**Required work**
Each entry has to be copied exactly, with nothing missed.

**Provided data**

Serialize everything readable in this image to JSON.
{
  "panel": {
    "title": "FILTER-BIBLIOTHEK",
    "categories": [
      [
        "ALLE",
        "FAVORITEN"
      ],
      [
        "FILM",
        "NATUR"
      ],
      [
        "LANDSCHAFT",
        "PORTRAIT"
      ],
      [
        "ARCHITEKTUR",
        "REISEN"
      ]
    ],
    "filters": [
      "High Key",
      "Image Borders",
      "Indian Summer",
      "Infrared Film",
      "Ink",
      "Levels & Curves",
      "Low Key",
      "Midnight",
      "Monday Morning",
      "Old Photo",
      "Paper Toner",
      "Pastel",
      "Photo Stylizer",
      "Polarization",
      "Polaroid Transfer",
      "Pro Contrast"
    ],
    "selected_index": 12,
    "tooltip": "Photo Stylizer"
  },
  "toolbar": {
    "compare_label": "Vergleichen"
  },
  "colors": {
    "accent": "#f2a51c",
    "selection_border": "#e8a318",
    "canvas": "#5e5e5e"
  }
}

**Result below**
Serialize everything readable in this image to JSON.
{
  "panel": {
    "title": "FILTER-BIBLIOTHEK",
    "categories": [
      [
        "ALLE",
        "FAVORITEN"
      ],
      [
        "FILM",
        "NATUR"
      ],
      [
        "LANDSCHAFT",
        "PORTRAIT"
      ],
      [
        "ARCHITEKTUR",
        "REISEN"
      ]
    ],
    "filters": [
      "High Key",
      "Image Borders",
      "Indian Summer",
      "Infrared Film",
      "Ink",
      "Levels & Curves",
      "Low Key",
      "Midnight",
      "Monday Morning",
      "Old Photo",
      "Paper Toner",
      "Pastel",
      "Photo Stylizer",
      "Polarization",
      "Polaroid Transfer",
      "Pro Contrast"
    ],
    "selected_index": 12,
    "tooltip": "Photo Stylizer"
  },
  "toolbar": {
    "compare_label": "Vergleichen"
  },
  "colors": {
    "accent": "#f2a51c",
    "selection_border": "#e8a318",
    "canvas": "#5e5e5e"
  }
}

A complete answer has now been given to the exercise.